## start

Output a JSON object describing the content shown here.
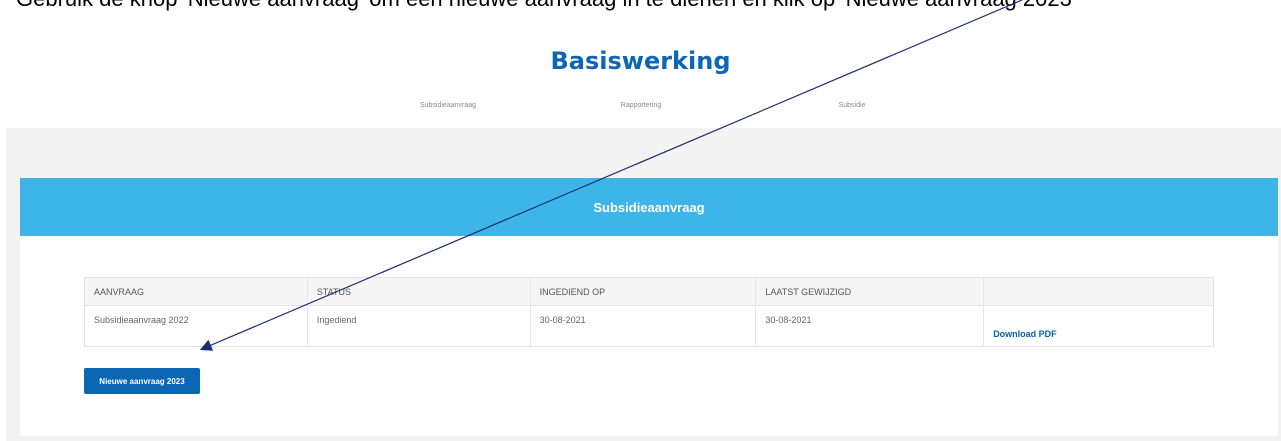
{
  "caption": "Gebruik de knop 'Nieuwe aanvraag' om een nieuwe aanvraag in te dienen en klik op 'Nieuwe aanvraag 2023'",
  "page": {
    "title": "Basiswerking"
  },
  "nav": [
    {
      "label": "Subsidieaanvraag"
    },
    {
      "label": "Rapportering"
    },
    {
      "label": "Subsidie"
    }
  ],
  "card": {
    "title": "Subsidieaanvraag"
  },
  "table": {
    "headers": [
      "AANVRAAG",
      "STATUS",
      "INGEDIEND OP",
      "LAATST GEWIJZIGD",
      ""
    ],
    "rows": [
      {
        "aanvraag": "Subsidieaanvraag 2022",
        "status": "Ingediend",
        "ingediend_op": "30-08-2021",
        "laatst_gewijzigd": "30-08-2021",
        "action": "Download PDF"
      }
    ]
  },
  "button": {
    "label": "Nieuwe aanvraag 2023"
  },
  "colors": {
    "primary": "#0b67b3",
    "header": "#3db5e8",
    "panel": "#f3f3f3",
    "arrow": "#1a2f6b"
  }
}
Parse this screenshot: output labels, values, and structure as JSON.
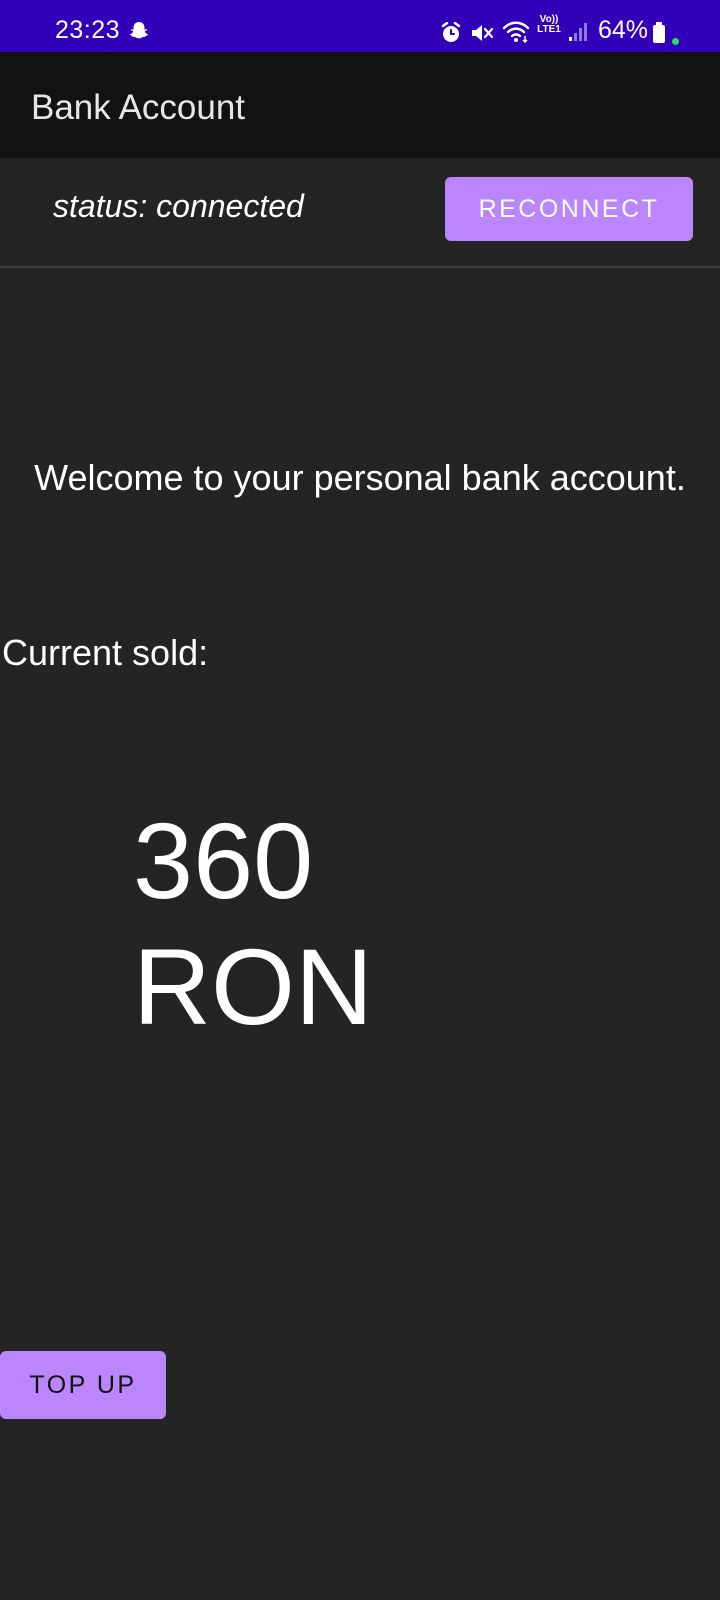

## end

* **EXERCISE PROMPT**
Look through the material above and pick out each line holding the word "JSON".

* **EXERCISE RESPONSE**
Output a JSON object describing the content shown here.
Parse this screenshot: output labels, values, and structure as JSON.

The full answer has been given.